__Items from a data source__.
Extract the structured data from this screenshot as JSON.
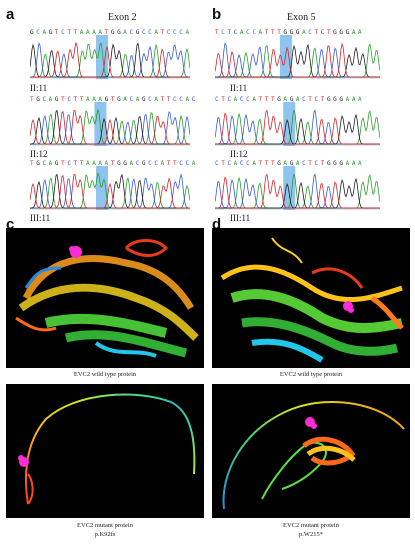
{
  "panels": {
    "a": {
      "letter": "a",
      "title": "Exon 2"
    },
    "b": {
      "letter": "b",
      "title": "Exon 5"
    },
    "c": {
      "letter": "c"
    },
    "d": {
      "letter": "d"
    }
  },
  "sequences": {
    "a1": "GCAGTCTTAAAATGGACGCCATCCCA",
    "a2": "TGCAGTCTTAAAGTGACAGCATTCCAC",
    "a3": "TGCAGTCTTAAAATGGACGCCATTCCA",
    "b1": "TCTCACCATTTGGGACTCTGGGAA",
    "b2": "CTCACCATTTGAGACTCTGGGAAA",
    "b3": "CTCACCATTTGAGACTCTGGGAAA"
  },
  "sample_labels": {
    "a1": "II:11",
    "a2": "II:12",
    "a3": "III:11",
    "b1": "II:11",
    "b2": "II:12",
    "b3": "III:11"
  },
  "captions": {
    "c_top": "EVC2 wild type protein",
    "d_top": "EVC2 wild type protein",
    "c_bottom_line1": "EVC2 mutant protein",
    "c_bottom_line2": "p.K92fs",
    "d_bottom_line1": "EVC2 mutant protein",
    "d_bottom_line2": "p.W215*"
  },
  "colors": {
    "base_A": "#2aa02a",
    "base_C": "#3a5bd9",
    "base_G": "#222222",
    "base_T": "#d62728",
    "highlight": "#6ab0ea",
    "magenta": "#ff2bd6"
  }
}
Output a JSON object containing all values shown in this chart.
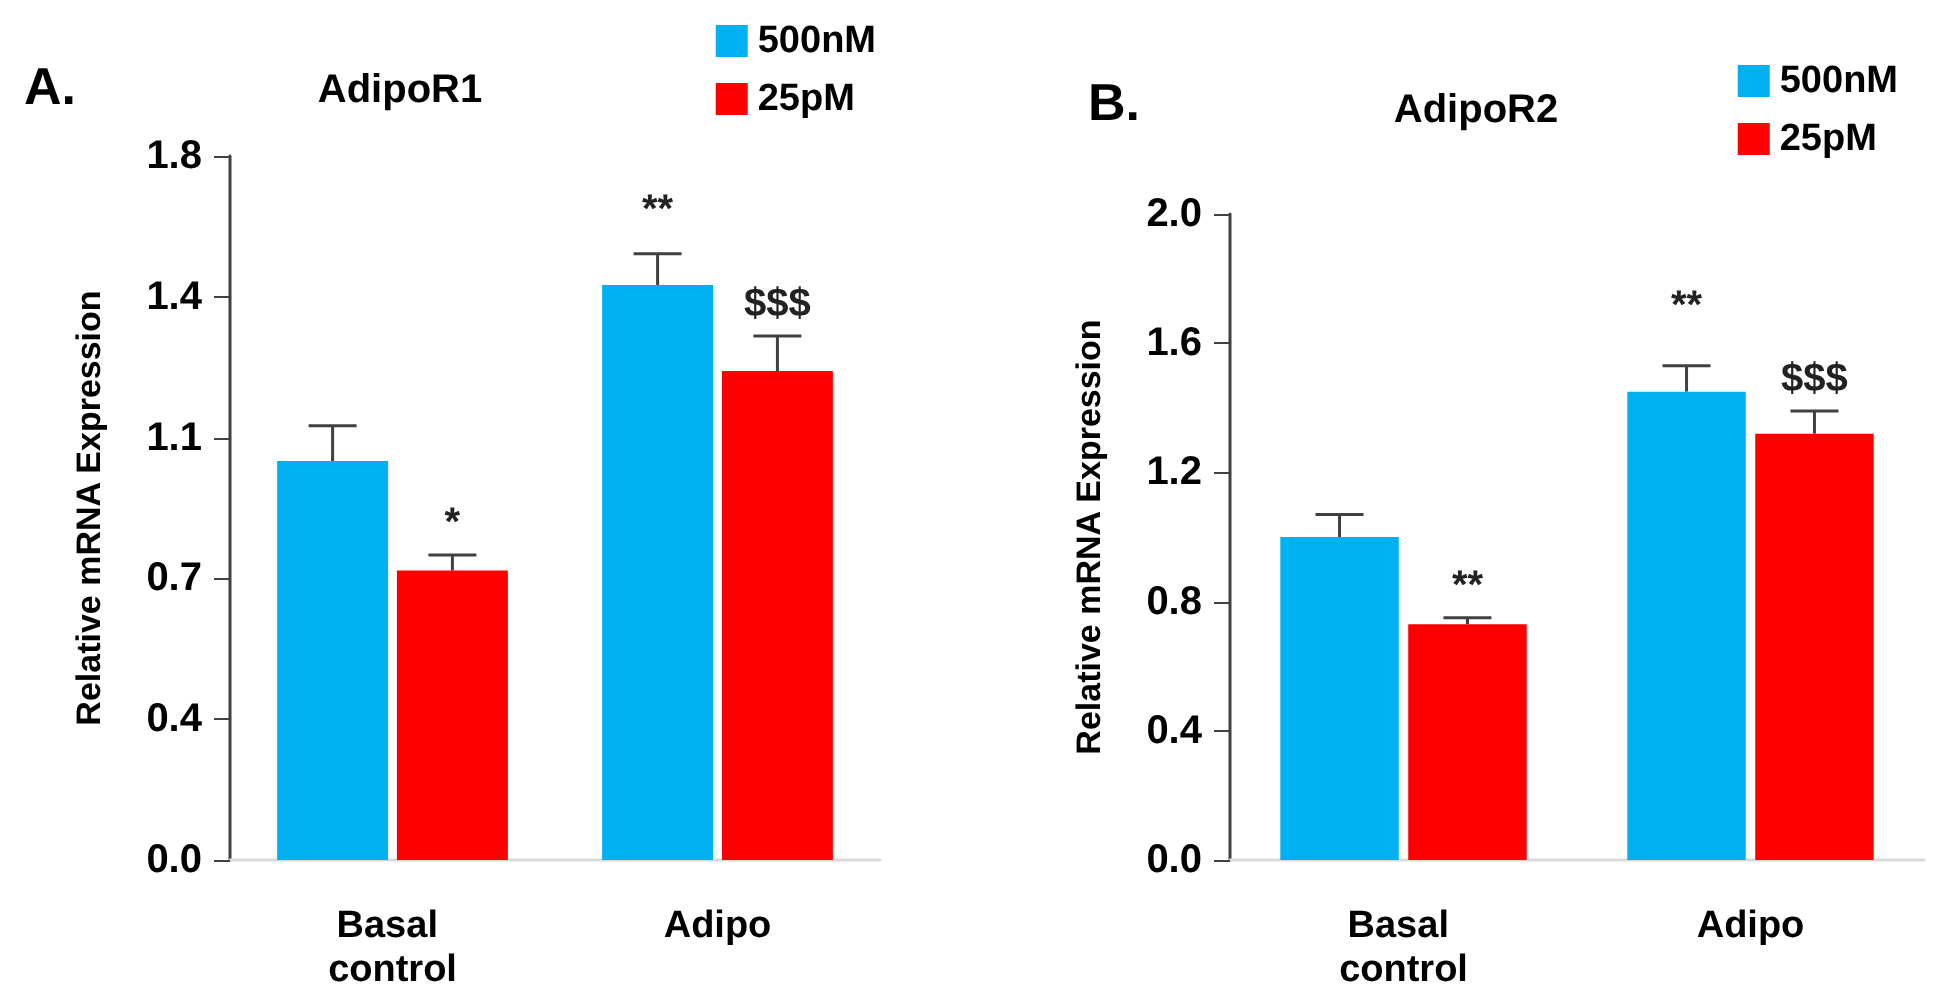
{
  "chart_data": [
    {
      "type": "bar",
      "title": "AdipoR1",
      "ylabel": "Relative mRNA Expression",
      "categories": [
        "Basal control",
        "Adipo"
      ],
      "series": [
        {
          "name": "500nM",
          "color": "#00b0f0",
          "values": [
            1.02,
            1.47
          ],
          "errors": [
            [
              1.02,
              1.11
            ],
            [
              1.47,
              1.55
            ]
          ]
        },
        {
          "name": "25pM",
          "color": "#ff0000",
          "values": [
            0.74,
            1.25
          ],
          "errors": [
            [
              0.74,
              0.78
            ],
            [
              1.25,
              1.34
            ]
          ]
        }
      ],
      "ylim": [
        0,
        1.8
      ],
      "yticks": [
        {
          "value": 0,
          "label": "0.0"
        },
        {
          "value": 0.36,
          "label": "0.4"
        },
        {
          "value": 0.72,
          "label": "0.7"
        },
        {
          "value": 1.08,
          "label": "1.1"
        },
        {
          "value": 1.44,
          "label": "1.4"
        },
        {
          "value": 1.8,
          "label": "1.8"
        }
      ],
      "legend": "top right",
      "annotations": [
        "A.",
        {
          "text": "*",
          "x": "Basal control",
          "y": 0.78
        },
        "**",
        {
          "text": "$$$",
          "x": "Adipo",
          "y": 1.34
        }
      ]
    },
    {
      "type": "bar",
      "title": "AdipoR2",
      "ylabel": "Relative mRNA Expression",
      "categories": [
        "Basal control",
        "Adipo"
      ],
      "series": [
        {
          "name": "500nM",
          "color": "#00b0f0",
          "values": [
            1.0,
            1.45
          ],
          "errors": [
            [
              1.0,
              1.07
            ],
            [
              1.45,
              1.53
            ]
          ]
        },
        {
          "name": "25pM",
          "color": "#ff0000",
          "values": [
            0.73,
            1.32
          ],
          "errors": [
            [
              0.73,
              0.75
            ],
            [
              1.32,
              1.39
            ]
          ]
        }
      ],
      "ylim": [
        0,
        2.0
      ],
      "yticks": [
        {
          "value": 0,
          "label": "0.0"
        },
        {
          "value": 0.4,
          "label": "0.4"
        },
        {
          "value": 0.8,
          "label": "0.8"
        },
        {
          "value": 1.2,
          "label": "1.2"
        },
        {
          "value": 1.6,
          "label": "1.6"
        },
        {
          "value": 2.0,
          "label": "2.0"
        }
      ],
      "legend": "top right",
      "annotations": [
        "B.",
        {
          "text": "**",
          "x": "Basal control",
          "y": 0.75
        },
        "**",
        {
          "text": "$$$",
          "x": "Adipo",
          "y": 1.39
        }
      ]
    }
  ]
}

__Exercise prompt__.
Word for word, restate all of the records. Exclude the pictures.

__Problem solution__.
Extract the structured data from this screenshot as JSON.
{
  "panels": {
    "a": {
      "letter": "a",
      "title": "Exon 2"
    },
    "b": {
      "letter": "b",
      "title": "Exon 5"
    },
    "c": {
      "letter": "c"
    },
    "d": {
      "letter": "d"
    }
  },
  "sequences": {
    "a1": "GCAGTCTTAAAATGGACGCCATCCCA",
    "a2": "TGCAGTCTTAAAGTGACAGCATTCCAC",
    "a3": "TGCAGTCTTAAAATGGACGCCATTCCA",
    "b1": "TCTCACCATTTGGGACTCTGGGAA",
    "b2": "CTCACCATTTGAGACTCTGGGAAA",
    "b3": "CTCACCATTTGAGACTCTGGGAAA"
  },
  "sample_labels": {
    "a1": "II:11",
    "a2": "II:12",
    "a3": "III:11",
    "b1": "II:11",
    "b2": "II:12",
    "b3": "III:11"
  },
  "captions": {
    "c_top": "EVC2 wild type protein",
    "d_top": "EVC2 wild type protein",
    "c_bottom_line1": "EVC2 mutant protein",
    "c_bottom_line2": "p.K92fs",
    "d_bottom_line1": "EVC2 mutant protein",
    "d_bottom_line2": "p.W215*"
  },
  "colors": {
    "base_A": "#2aa02a",
    "base_C": "#3a5bd9",
    "base_G": "#222222",
    "base_T": "#d62728",
    "highlight": "#6ab0ea",
    "magenta": "#ff2bd6"
  }
}
Output a JSON object containing all values shown in this chart.
{
  "chart_data": [
    {
      "type": "bar",
      "title": "AdipoR1",
      "ylabel": "Relative mRNA Expression",
      "categories": [
        "Basal control",
        "Adipo"
      ],
      "series": [
        {
          "name": "500nM",
          "color": "#00b0f0",
          "values": [
            1.02,
            1.47
          ],
          "errors": [
            [
              1.02,
              1.11
            ],
            [
              1.47,
              1.55
            ]
          ]
        },
        {
          "name": "25pM",
          "color": "#ff0000",
          "values": [
            0.74,
            1.25
          ],
          "errors": [
            [
              0.74,
              0.78
            ],
            [
              1.25,
              1.34
            ]
          ]
        }
      ],
      "ylim": [
        0,
        1.8
      ],
      "yticks": [
        {
          "value": 0,
          "label": "0.0"
        },
        {
          "value": 0.36,
          "label": "0.4"
        },
        {
          "value": 0.72,
          "label": "0.7"
        },
        {
          "value": 1.08,
          "label": "1.1"
        },
        {
          "value": 1.44,
          "label": "1.4"
        },
        {
          "value": 1.8,
          "label": "1.8"
        }
      ],
      "legend": "top right",
      "annotations": [
        "A.",
        {
          "text": "*",
          "x": "Basal control",
          "y": 0.78
        },
        "**",
        {
          "text": "$$$",
          "x": "Adipo",
          "y": 1.34
        }
      ]
    },
    {
      "type": "bar",
      "title": "AdipoR2",
      "ylabel": "Relative mRNA Expression",
      "categories": [
        "Basal control",
        "Adipo"
      ],
      "series": [
        {
          "name": "500nM",
          "color": "#00b0f0",
          "values": [
            1.0,
            1.45
          ],
          "errors": [
            [
              1.0,
              1.07
            ],
            [
              1.45,
              1.53
            ]
          ]
        },
        {
          "name": "25pM",
          "color": "#ff0000",
          "values": [
            0.73,
            1.32
          ],
          "errors": [
            [
              0.73,
              0.75
            ],
            [
              1.32,
              1.39
            ]
          ]
        }
      ],
      "ylim": [
        0,
        2.0
      ],
      "yticks": [
        {
          "value": 0,
          "label": "0.0"
        },
        {
          "value": 0.4,
          "label": "0.4"
        },
        {
          "value": 0.8,
          "label": "0.8"
        },
        {
          "value": 1.2,
          "label": "1.2"
        },
        {
          "value": 1.6,
          "label": "1.6"
        },
        {
          "value": 2.0,
          "label": "2.0"
        }
      ],
      "legend": "top right",
      "annotations": [
        "B.",
        {
          "text": "**",
          "x": "Basal control",
          "y": 0.75
        },
        "**",
        {
          "text": "$$$",
          "x": "Adipo",
          "y": 1.39
        }
      ]
    }
  ]
}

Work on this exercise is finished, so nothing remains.